Prompt:
Every entry should be repeated exactly. Omit the pictures.

Records for the exercise:

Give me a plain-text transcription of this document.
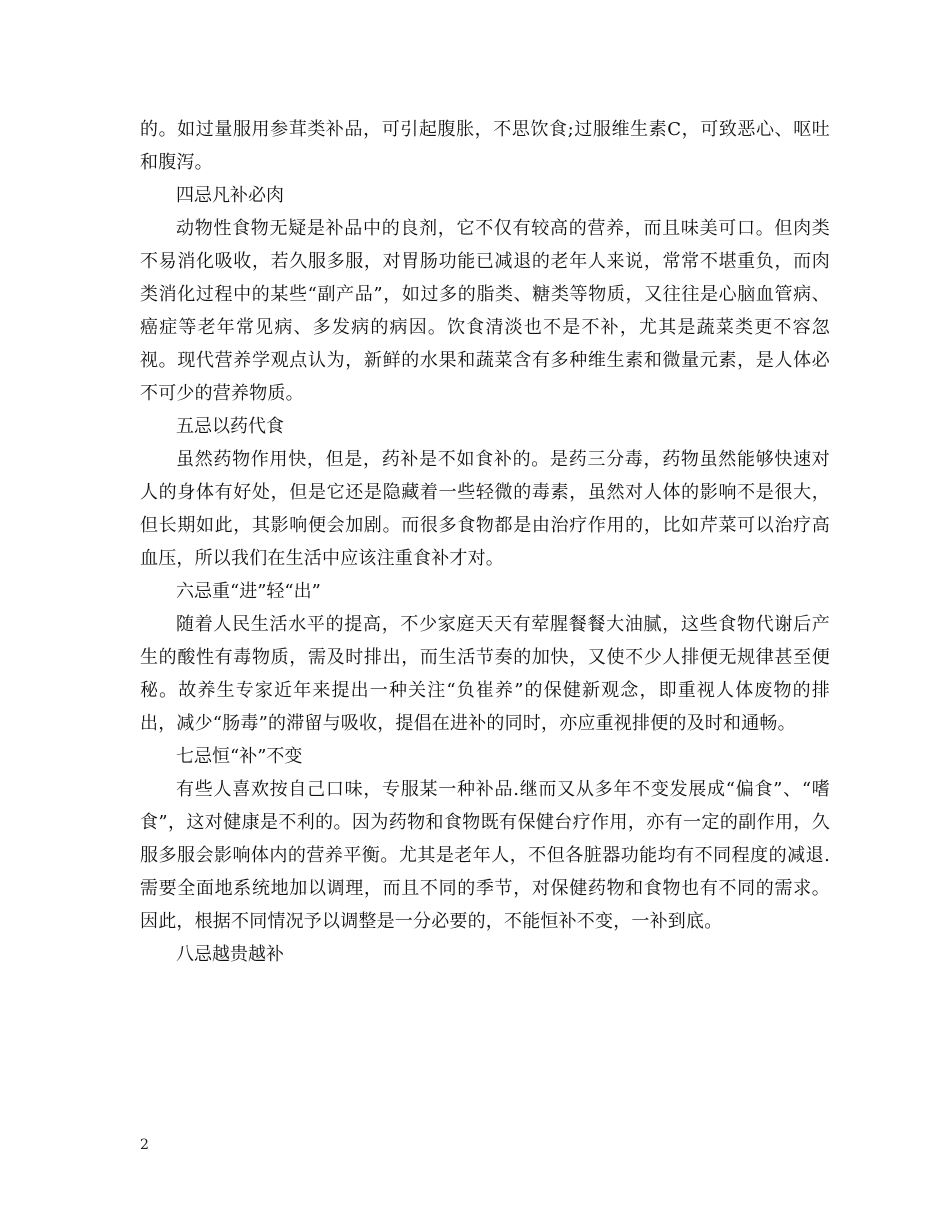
的。如过量服用参茸类补品，可引起腹胀，不思饮食;过服维生素C，可致恶心、呕吐和腹泻。

四忌凡补必肉

动物性食物无疑是补品中的良剂，它不仅有较高的营养，而且味美可口。但肉类不易消化吸收，若久服多服，对胃肠功能已减退的老年人来说，常常不堪重负，而肉类消化过程中的某些“副产品”，如过多的脂类、糖类等物质，又往往是心脑血管病、癌症等老年常见病、多发病的病因。饮食清淡也不是不补，尤其是蔬菜类更不容忽视。现代营养学观点认为，新鲜的水果和蔬菜含有多种维生素和微量元素，是人体必不可少的营养物质。

五忌以药代食

虽然药物作用快，但是，药补是不如食补的。是药三分毒，药物虽然能够快速对人的身体有好处，但是它还是隐藏着一些轻微的毒素，虽然对人体的影响不是很大，但长期如此，其影响便会加剧。而很多食物都是由治疗作用的，比如芹菜可以治疗高血压，所以我们在生活中应该注重食补才对。

六忌重“进”轻“出”

随着人民生活水平的提高，不少家庭天天有荤腥餐餐大油腻，这些食物代谢后产生的酸性有毒物质，需及时排出，而生活节奏的加快，又使不少人排便无规律甚至便秘。故养生专家近年来提出一种关注“负崔养”的保健新观念，即重视人体废物的排出，减少“肠毒”的滞留与吸收，提倡在进补的同时，亦应重视排便的及时和通畅。

七忌恒“补”不变

有些人喜欢按自己口味，专服某一种补品.继而又从多年不变发展成“偏食”、“嗜食”，这对健康是不利的。因为药物和食物既有保健台疗作用，亦有一定的副作用，久服多服会影响体内的营养平衡。尤其是老年人，不但各脏器功能均有不同程度的减退.需要全面地系统地加以调理，而且不同的季节，对保健药物和食物也有不同的需求。因此，根据不同情况予以调整是一分必要的，不能恒补不变，一补到底。

八忌越贵越补

2
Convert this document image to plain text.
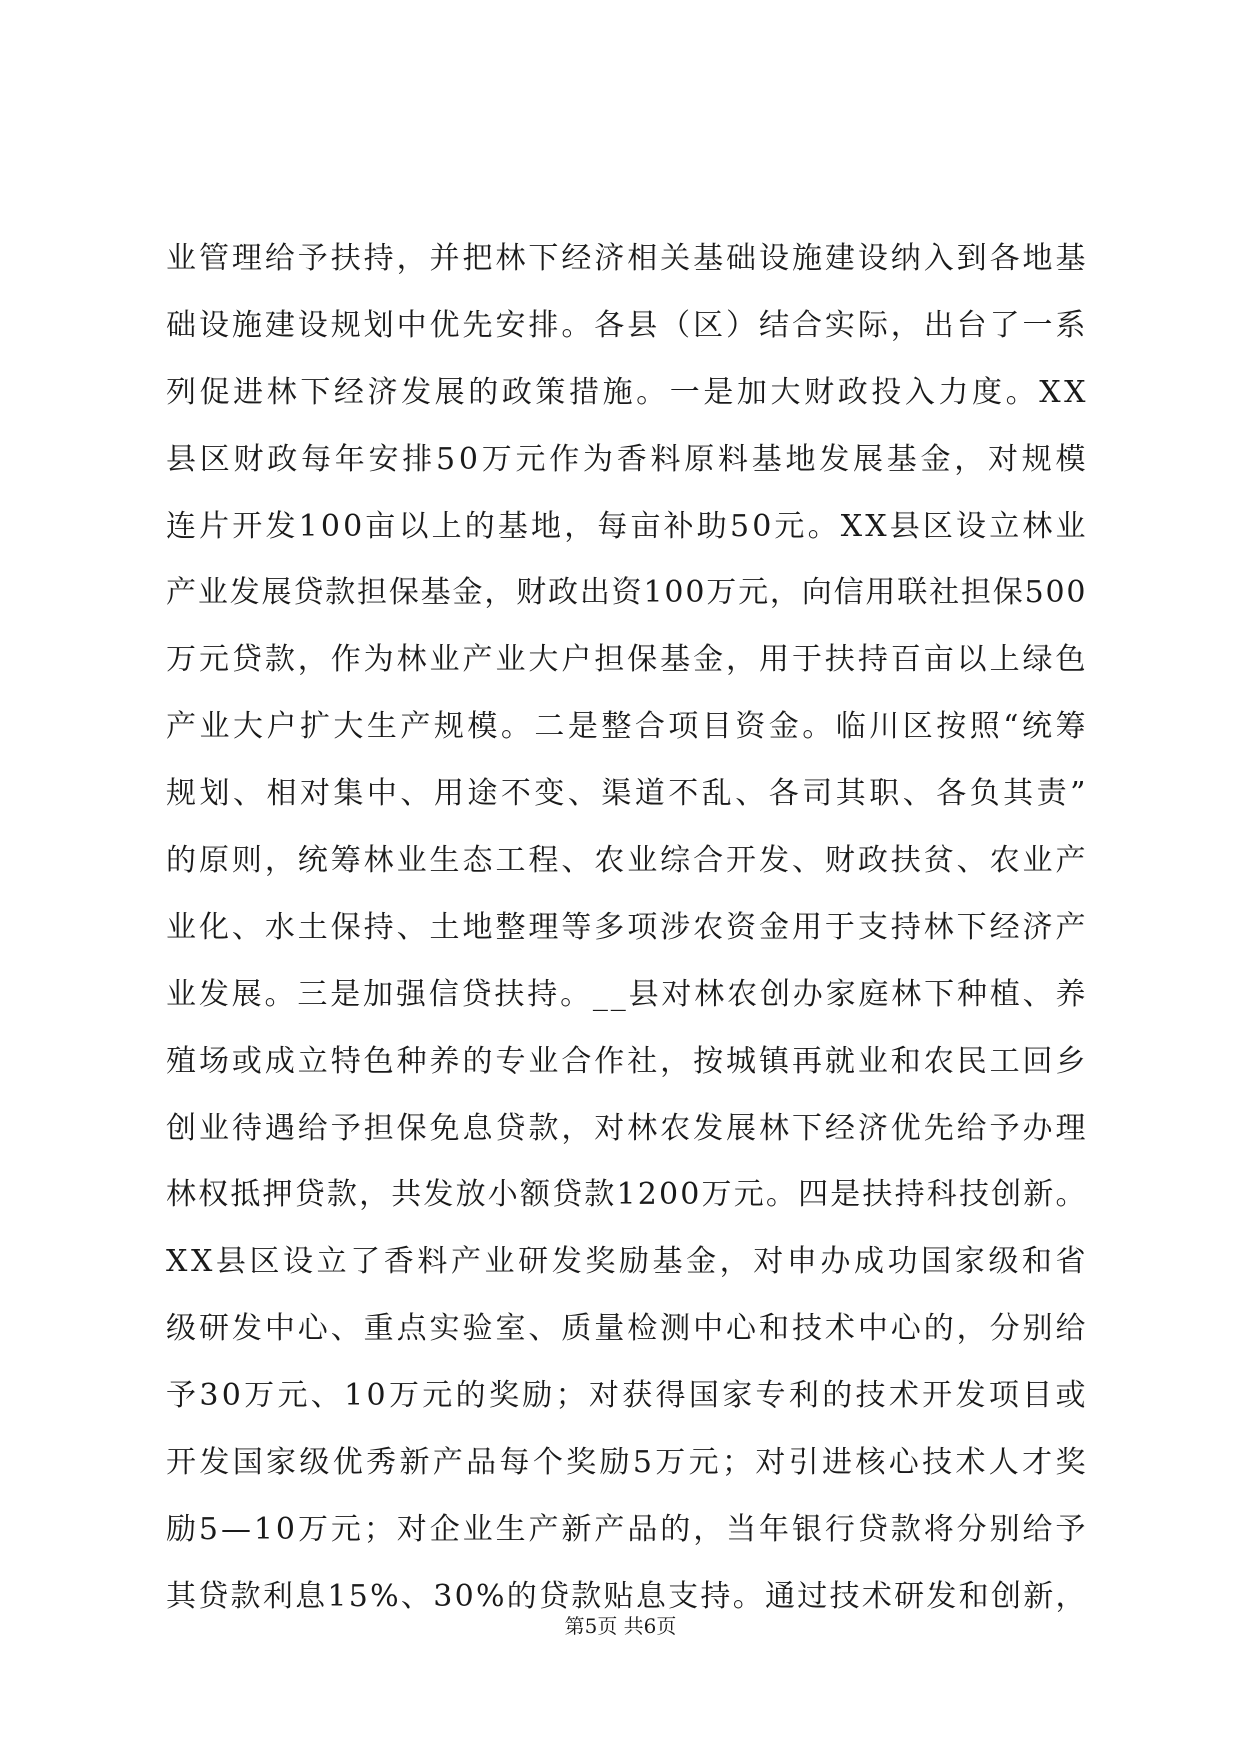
业管理给予扶持，并把林下经济相关基础设施建设纳入到各地基
础设施建设规划中优先安排。各县（区）结合实际，出台了一系
列促进林下经济发展的政策措施。一是加大财政投入力度。XX
县区财政每年安排50万元作为香料原料基地发展基金，对规模
连片开发100亩以上的基地，每亩补助50元。XX县区设立林业
产业发展贷款担保基金，财政出资100万元，向信用联社担保500
万元贷款，作为林业产业大户担保基金，用于扶持百亩以上绿色
产业大户扩大生产规模。二是整合项目资金。临川区按照“统筹
规划、相对集中、用途不变、渠道不乱、各司其职、各负其责”
的原则，统筹林业生态工程、农业综合开发、财政扶贫、农业产
业化、水土保持、土地整理等多项涉农资金用于支持林下经济产
业发展。三是加强信贷扶持。__县对林农创办家庭林下种植、养
殖场或成立特色种养的专业合作社，按城镇再就业和农民工回乡
创业待遇给予担保免息贷款，对林农发展林下经济优先给予办理
林权抵押贷款，共发放小额贷款1200万元。四是扶持科技创新。
XX县区设立了香料产业研发奖励基金，对申办成功国家级和省
级研发中心、重点实验室、质量检测中心和技术中心的，分别给
予30万元、10万元的奖励；对获得国家专利的技术开发项目或
开发国家级优秀新产品每个奖励5万元；对引进核心技术人才奖
励5—10万元；对企业生产新产品的，当年银行贷款将分别给予
其贷款利息15%、30%的贷款贴息支持。通过技术研发和创新，
第5页 共6页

Task answer:
Give me a plain-text transcription of this document.
的。如过量服用参茸类补品，可引起腹胀，不思饮食;过服维生素C，可致恶心、呕吐和腹泻。

四忌凡补必肉

动物性食物无疑是补品中的良剂，它不仅有较高的营养，而且味美可口。但肉类不易消化吸收，若久服多服，对胃肠功能已减退的老年人来说，常常不堪重负，而肉类消化过程中的某些“副产品”，如过多的脂类、糖类等物质，又往往是心脑血管病、癌症等老年常见病、多发病的病因。饮食清淡也不是不补，尤其是蔬菜类更不容忽视。现代营养学观点认为，新鲜的水果和蔬菜含有多种维生素和微量元素，是人体必不可少的营养物质。

五忌以药代食

虽然药物作用快，但是，药补是不如食补的。是药三分毒，药物虽然能够快速对人的身体有好处，但是它还是隐藏着一些轻微的毒素，虽然对人体的影响不是很大，但长期如此，其影响便会加剧。而很多食物都是由治疗作用的，比如芹菜可以治疗高血压，所以我们在生活中应该注重食补才对。

六忌重“进”轻“出”

随着人民生活水平的提高，不少家庭天天有荤腥餐餐大油腻，这些食物代谢后产生的酸性有毒物质，需及时排出，而生活节奏的加快，又使不少人排便无规律甚至便秘。故养生专家近年来提出一种关注“负崔养”的保健新观念，即重视人体废物的排出，减少“肠毒”的滞留与吸收，提倡在进补的同时，亦应重视排便的及时和通畅。

七忌恒“补”不变

有些人喜欢按自己口味，专服某一种补品.继而又从多年不变发展成“偏食”、“嗜食”，这对健康是不利的。因为药物和食物既有保健台疗作用，亦有一定的副作用，久服多服会影响体内的营养平衡。尤其是老年人，不但各脏器功能均有不同程度的减退.需要全面地系统地加以调理，而且不同的季节，对保健药物和食物也有不同的需求。因此，根据不同情况予以调整是一分必要的，不能恒补不变，一补到底。

八忌越贵越补

2
Convert this document image to plain text.
业管理给予扶持，并把林下经济相关基础设施建设纳入到各地基
础设施建设规划中优先安排。各县（区）结合实际，出台了一系
列促进林下经济发展的政策措施。一是加大财政投入力度。XX
县区财政每年安排50万元作为香料原料基地发展基金，对规模
连片开发100亩以上的基地，每亩补助50元。XX县区设立林业
产业发展贷款担保基金，财政出资100万元，向信用联社担保500
万元贷款，作为林业产业大户担保基金，用于扶持百亩以上绿色
产业大户扩大生产规模。二是整合项目资金。临川区按照“统筹
规划、相对集中、用途不变、渠道不乱、各司其职、各负其责”
的原则，统筹林业生态工程、农业综合开发、财政扶贫、农业产
业化、水土保持、土地整理等多项涉农资金用于支持林下经济产
业发展。三是加强信贷扶持。__县对林农创办家庭林下种植、养
殖场或成立特色种养的专业合作社，按城镇再就业和农民工回乡
创业待遇给予担保免息贷款，对林农发展林下经济优先给予办理
林权抵押贷款，共发放小额贷款1200万元。四是扶持科技创新。
XX县区设立了香料产业研发奖励基金，对申办成功国家级和省
级研发中心、重点实验室、质量检测中心和技术中心的，分别给
予30万元、10万元的奖励；对获得国家专利的技术开发项目或
开发国家级优秀新产品每个奖励5万元；对引进核心技术人才奖
励5—10万元；对企业生产新产品的，当年银行贷款将分别给予
其贷款利息15%、30%的贷款贴息支持。通过技术研发和创新，
第5页 共6页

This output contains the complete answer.